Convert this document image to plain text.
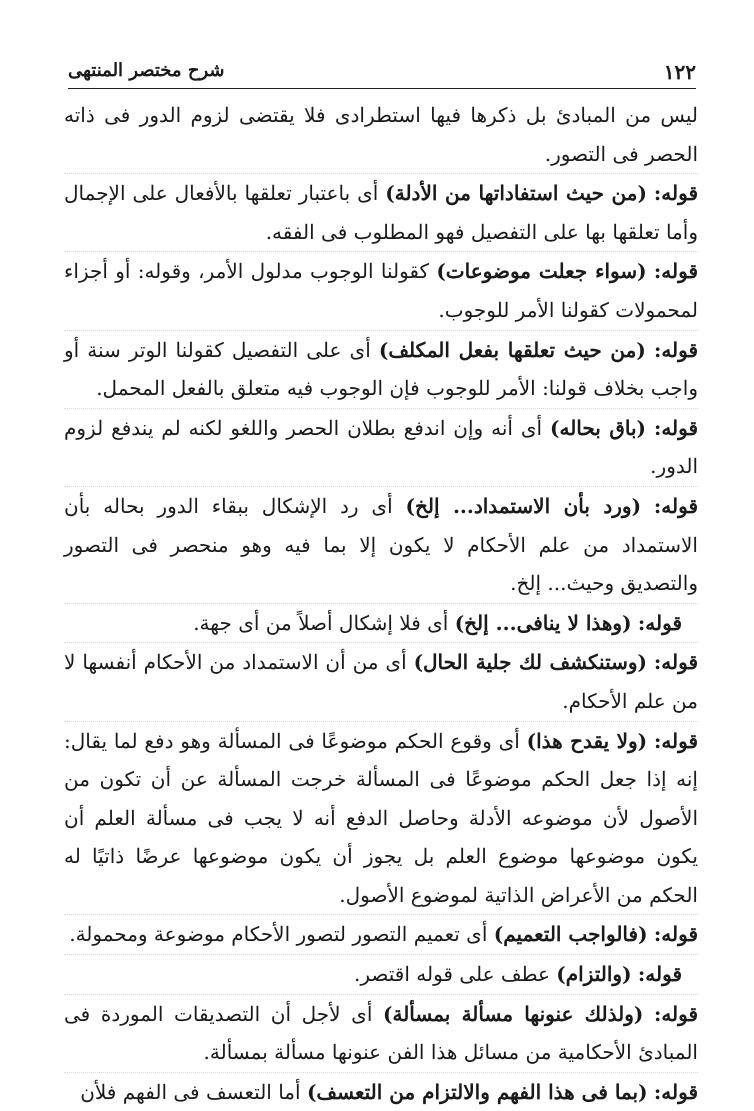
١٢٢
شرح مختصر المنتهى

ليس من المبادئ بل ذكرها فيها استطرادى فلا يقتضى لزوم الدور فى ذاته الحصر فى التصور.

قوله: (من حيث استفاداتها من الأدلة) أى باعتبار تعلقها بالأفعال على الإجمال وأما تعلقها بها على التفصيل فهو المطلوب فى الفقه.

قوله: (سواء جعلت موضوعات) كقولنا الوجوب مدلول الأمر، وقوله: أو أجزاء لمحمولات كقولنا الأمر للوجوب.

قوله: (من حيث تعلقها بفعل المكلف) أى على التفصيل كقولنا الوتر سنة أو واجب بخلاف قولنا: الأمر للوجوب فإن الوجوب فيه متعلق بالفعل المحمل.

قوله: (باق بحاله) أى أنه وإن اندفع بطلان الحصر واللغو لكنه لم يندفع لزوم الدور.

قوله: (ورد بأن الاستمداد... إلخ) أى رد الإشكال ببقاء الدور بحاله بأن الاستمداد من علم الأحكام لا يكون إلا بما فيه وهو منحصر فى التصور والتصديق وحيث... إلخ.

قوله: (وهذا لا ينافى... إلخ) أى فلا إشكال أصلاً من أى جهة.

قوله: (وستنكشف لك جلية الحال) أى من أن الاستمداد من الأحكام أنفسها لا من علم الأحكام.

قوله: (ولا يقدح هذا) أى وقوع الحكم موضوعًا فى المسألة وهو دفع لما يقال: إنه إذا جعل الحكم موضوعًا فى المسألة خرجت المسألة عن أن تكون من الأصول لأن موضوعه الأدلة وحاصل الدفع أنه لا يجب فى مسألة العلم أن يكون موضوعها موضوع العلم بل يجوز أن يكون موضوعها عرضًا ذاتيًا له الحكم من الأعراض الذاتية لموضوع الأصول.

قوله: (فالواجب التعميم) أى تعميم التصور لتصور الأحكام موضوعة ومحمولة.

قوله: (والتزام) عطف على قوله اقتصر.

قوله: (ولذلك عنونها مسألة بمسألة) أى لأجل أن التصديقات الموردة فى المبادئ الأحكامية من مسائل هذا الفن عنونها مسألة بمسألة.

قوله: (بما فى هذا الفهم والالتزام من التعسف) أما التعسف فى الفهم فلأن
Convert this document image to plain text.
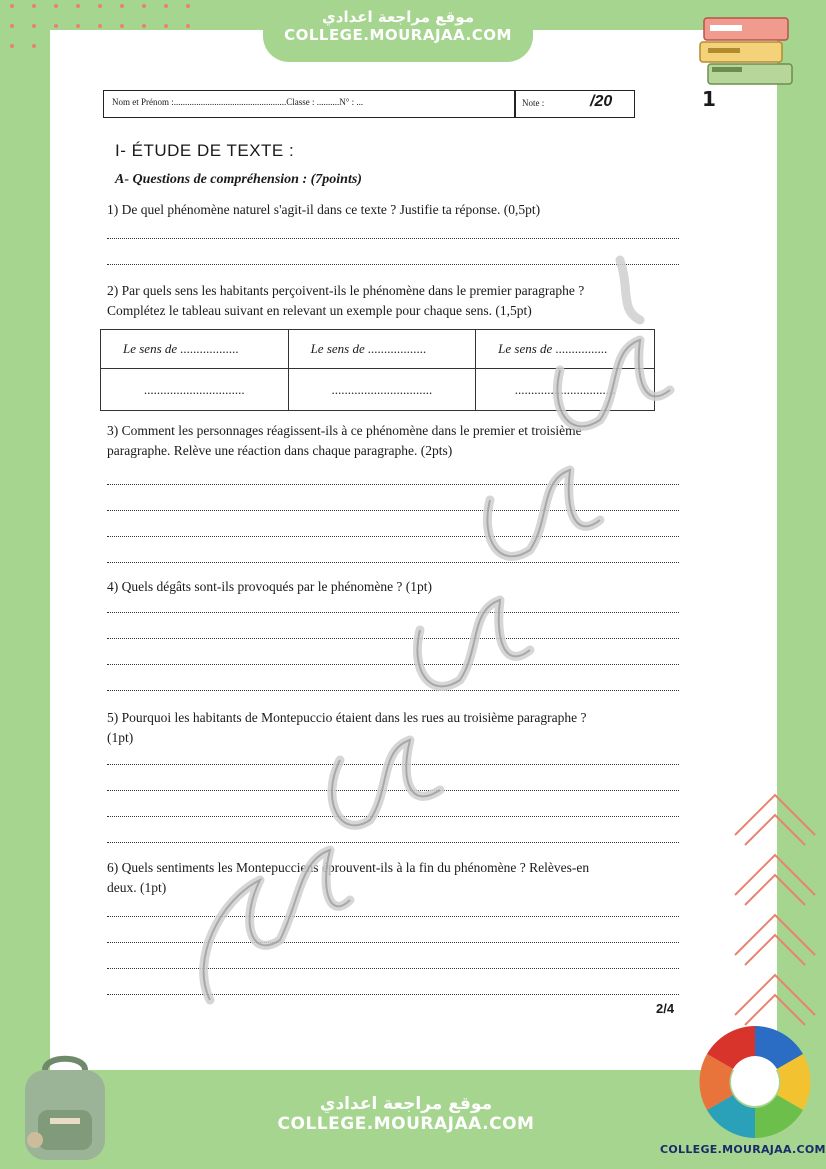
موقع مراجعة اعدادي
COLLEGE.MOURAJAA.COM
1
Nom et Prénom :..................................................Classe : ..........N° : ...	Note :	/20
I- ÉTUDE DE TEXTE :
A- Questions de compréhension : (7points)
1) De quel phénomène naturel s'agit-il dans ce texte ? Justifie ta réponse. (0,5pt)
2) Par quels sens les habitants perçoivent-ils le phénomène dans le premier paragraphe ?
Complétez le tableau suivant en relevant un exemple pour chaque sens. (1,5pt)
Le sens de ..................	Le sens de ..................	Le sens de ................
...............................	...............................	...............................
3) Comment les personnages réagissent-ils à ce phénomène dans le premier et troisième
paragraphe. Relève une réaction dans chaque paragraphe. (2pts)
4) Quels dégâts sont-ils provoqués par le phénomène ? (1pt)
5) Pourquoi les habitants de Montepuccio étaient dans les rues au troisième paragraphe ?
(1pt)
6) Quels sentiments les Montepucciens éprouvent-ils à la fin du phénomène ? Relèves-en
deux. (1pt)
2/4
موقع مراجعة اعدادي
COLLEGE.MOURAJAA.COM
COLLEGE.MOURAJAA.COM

_ _ _ _ _

## Task objective:
Skipping the pictures, transcribe each line above exactly as it appears.

## Task output:
Convert this document image to plain text.
١٢٢
شرح مختصر المنتهى

ليس من المبادئ بل ذكرها فيها استطرادى فلا يقتضى لزوم الدور فى ذاته الحصر فى التصور.

قوله: (من حيث استفاداتها من الأدلة) أى باعتبار تعلقها بالأفعال على الإجمال وأما تعلقها بها على التفصيل فهو المطلوب فى الفقه.

قوله: (سواء جعلت موضوعات) كقولنا الوجوب مدلول الأمر، وقوله: أو أجزاء لمحمولات كقولنا الأمر للوجوب.

قوله: (من حيث تعلقها بفعل المكلف) أى على التفصيل كقولنا الوتر سنة أو واجب بخلاف قولنا: الأمر للوجوب فإن الوجوب فيه متعلق بالفعل المحمل.

قوله: (باق بحاله) أى أنه وإن اندفع بطلان الحصر واللغو لكنه لم يندفع لزوم الدور.

قوله: (ورد بأن الاستمداد... إلخ) أى رد الإشكال ببقاء الدور بحاله بأن الاستمداد من علم الأحكام لا يكون إلا بما فيه وهو منحصر فى التصور والتصديق وحيث... إلخ.

قوله: (وهذا لا ينافى... إلخ) أى فلا إشكال أصلاً من أى جهة.

قوله: (وستنكشف لك جلية الحال) أى من أن الاستمداد من الأحكام أنفسها لا من علم الأحكام.

قوله: (ولا يقدح هذا) أى وقوع الحكم موضوعًا فى المسألة وهو دفع لما يقال: إنه إذا جعل الحكم موضوعًا فى المسألة خرجت المسألة عن أن تكون من الأصول لأن موضوعه الأدلة وحاصل الدفع أنه لا يجب فى مسألة العلم أن يكون موضوعها موضوع العلم بل يجوز أن يكون موضوعها عرضًا ذاتيًا له الحكم من الأعراض الذاتية لموضوع الأصول.

قوله: (فالواجب التعميم) أى تعميم التصور لتصور الأحكام موضوعة ومحمولة.

قوله: (والتزام) عطف على قوله اقتصر.

قوله: (ولذلك عنونها مسألة بمسألة) أى لأجل أن التصديقات الموردة فى المبادئ الأحكامية من مسائل هذا الفن عنونها مسألة بمسألة.

قوله: (بما فى هذا الفهم والالتزام من التعسف) أما التعسف فى الفهم فلأن
Convert this document image to plain text.
موقع مراجعة اعدادي
COLLEGE.MOURAJAA.COM
1
Nom et Prénom :..................................................Classe : ..........N° : ...	Note :	/20
I- ÉTUDE DE TEXTE :
A- Questions de compréhension : (7points)
1) De quel phénomène naturel s'agit-il dans ce texte ? Justifie ta réponse. (0,5pt)
2) Par quels sens les habitants perçoivent-ils le phénomène dans le premier paragraphe ?
Complétez le tableau suivant en relevant un exemple pour chaque sens. (1,5pt)
Le sens de ..................	Le sens de ..................	Le sens de ................
...............................	...............................	...............................
3) Comment les personnages réagissent-ils à ce phénomène dans le premier et troisième
paragraphe. Relève une réaction dans chaque paragraphe. (2pts)
4) Quels dégâts sont-ils provoqués par le phénomène ? (1pt)
5) Pourquoi les habitants de Montepuccio étaient dans les rues au troisième paragraphe ?
(1pt)
6) Quels sentiments les Montepucciens éprouvent-ils à la fin du phénomène ? Relèves-en
deux. (1pt)
2/4
موقع مراجعة اعدادي
COLLEGE.MOURAJAA.COM
COLLEGE.MOURAJAA.COM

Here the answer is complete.